Given instruction —
Find the string "structured" and gather every line that holds it.

* begin Data for the task *

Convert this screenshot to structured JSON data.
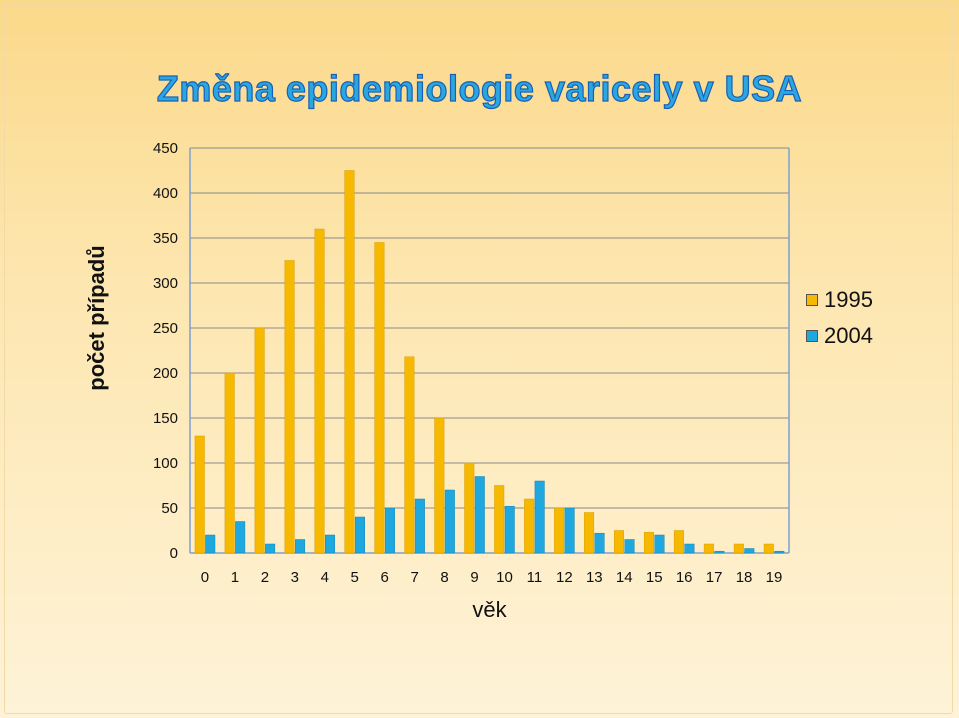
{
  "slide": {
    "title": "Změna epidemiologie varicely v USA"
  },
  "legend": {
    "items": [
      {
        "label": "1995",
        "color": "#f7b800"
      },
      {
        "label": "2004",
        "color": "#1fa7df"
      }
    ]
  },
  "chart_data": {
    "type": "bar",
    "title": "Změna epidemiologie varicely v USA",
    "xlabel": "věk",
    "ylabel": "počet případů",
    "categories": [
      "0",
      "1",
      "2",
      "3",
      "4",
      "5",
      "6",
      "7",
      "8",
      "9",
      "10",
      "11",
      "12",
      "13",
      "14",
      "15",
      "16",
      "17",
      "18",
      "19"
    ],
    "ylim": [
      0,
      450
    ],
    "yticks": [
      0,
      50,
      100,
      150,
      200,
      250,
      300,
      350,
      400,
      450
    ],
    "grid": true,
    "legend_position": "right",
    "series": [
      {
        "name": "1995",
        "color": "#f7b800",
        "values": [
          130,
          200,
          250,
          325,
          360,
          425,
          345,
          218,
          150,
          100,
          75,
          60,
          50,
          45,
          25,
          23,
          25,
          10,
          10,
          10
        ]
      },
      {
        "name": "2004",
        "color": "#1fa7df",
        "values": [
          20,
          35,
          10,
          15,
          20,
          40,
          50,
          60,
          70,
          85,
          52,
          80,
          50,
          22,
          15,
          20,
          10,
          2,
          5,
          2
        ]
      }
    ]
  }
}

* end Data for the task *
* begin Data for the task *

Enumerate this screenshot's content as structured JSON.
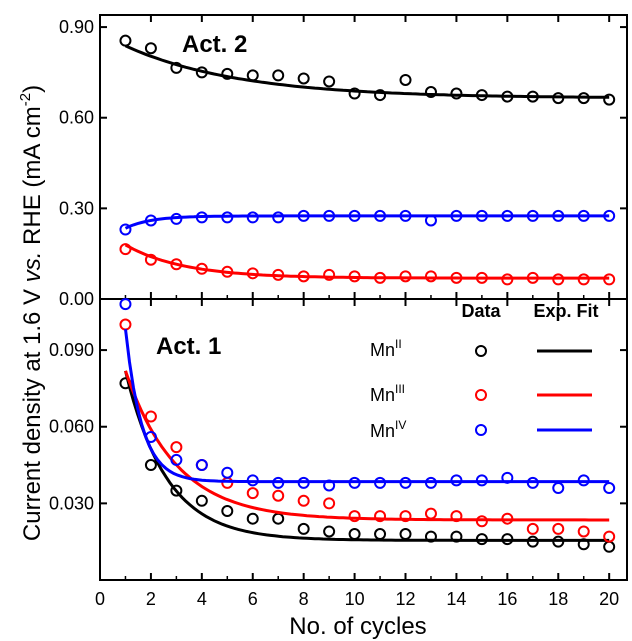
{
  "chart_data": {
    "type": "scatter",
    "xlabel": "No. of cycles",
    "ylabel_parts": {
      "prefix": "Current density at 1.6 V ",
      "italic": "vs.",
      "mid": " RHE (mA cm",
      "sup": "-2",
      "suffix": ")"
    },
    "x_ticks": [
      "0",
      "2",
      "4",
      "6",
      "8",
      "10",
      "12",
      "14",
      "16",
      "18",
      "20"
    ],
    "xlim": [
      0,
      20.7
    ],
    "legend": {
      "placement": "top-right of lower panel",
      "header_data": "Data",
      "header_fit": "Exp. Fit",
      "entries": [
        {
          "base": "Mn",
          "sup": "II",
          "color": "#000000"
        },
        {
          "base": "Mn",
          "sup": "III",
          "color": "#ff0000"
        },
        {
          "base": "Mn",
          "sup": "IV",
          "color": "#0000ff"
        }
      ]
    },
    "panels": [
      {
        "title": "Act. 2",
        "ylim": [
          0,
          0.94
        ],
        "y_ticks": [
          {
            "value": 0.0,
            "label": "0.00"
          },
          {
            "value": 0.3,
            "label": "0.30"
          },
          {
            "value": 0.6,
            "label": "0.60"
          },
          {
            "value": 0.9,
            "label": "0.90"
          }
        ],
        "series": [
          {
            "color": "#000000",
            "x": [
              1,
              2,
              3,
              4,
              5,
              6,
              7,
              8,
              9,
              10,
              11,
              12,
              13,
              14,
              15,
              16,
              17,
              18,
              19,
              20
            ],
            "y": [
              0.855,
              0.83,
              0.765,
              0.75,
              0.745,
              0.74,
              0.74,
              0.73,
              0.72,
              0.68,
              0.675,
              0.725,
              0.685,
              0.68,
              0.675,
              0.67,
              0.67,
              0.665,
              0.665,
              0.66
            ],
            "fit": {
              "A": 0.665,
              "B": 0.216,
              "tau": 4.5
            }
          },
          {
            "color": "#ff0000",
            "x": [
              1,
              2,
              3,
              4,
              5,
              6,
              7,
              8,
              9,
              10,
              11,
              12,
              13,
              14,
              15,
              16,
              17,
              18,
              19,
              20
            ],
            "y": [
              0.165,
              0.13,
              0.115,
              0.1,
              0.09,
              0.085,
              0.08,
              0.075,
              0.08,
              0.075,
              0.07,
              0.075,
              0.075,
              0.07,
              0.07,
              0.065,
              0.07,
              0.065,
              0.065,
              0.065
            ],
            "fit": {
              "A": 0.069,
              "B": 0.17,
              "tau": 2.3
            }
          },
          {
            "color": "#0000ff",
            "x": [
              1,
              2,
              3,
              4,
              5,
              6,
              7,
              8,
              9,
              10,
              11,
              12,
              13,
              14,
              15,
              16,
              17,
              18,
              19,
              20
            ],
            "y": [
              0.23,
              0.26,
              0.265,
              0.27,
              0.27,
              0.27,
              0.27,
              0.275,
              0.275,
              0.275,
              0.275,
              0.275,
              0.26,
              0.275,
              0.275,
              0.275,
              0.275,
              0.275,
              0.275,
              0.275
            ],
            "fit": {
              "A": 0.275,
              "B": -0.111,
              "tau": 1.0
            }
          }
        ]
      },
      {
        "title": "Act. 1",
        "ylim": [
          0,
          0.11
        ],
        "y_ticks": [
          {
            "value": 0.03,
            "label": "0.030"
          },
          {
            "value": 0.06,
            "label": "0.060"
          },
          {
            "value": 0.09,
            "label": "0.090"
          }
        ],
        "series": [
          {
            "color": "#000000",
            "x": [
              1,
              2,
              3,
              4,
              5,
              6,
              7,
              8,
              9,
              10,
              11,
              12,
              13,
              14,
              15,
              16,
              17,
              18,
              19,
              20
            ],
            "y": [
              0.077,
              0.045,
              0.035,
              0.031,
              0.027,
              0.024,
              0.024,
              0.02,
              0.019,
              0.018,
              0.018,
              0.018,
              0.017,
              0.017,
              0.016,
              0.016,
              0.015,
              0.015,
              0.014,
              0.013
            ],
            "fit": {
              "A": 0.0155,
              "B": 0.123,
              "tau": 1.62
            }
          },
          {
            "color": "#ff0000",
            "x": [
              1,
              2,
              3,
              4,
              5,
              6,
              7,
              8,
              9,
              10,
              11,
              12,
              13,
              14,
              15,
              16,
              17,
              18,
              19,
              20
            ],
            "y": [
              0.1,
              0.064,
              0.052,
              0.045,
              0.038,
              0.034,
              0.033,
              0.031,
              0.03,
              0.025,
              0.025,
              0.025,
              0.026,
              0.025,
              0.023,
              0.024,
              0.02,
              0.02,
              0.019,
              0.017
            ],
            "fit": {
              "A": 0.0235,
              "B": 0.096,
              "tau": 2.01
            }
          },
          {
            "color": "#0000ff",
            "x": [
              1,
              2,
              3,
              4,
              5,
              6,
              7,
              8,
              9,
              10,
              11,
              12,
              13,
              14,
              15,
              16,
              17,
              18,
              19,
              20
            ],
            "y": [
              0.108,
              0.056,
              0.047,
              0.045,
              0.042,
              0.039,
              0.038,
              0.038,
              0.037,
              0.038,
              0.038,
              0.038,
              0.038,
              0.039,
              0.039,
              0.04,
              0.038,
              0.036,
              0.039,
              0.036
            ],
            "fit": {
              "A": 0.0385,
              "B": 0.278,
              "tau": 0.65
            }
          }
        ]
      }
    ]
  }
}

* end Data for the task *

Answer in full —
Convert this screenshot to structured JSON data.
Enumerate this screenshot's content as structured JSON.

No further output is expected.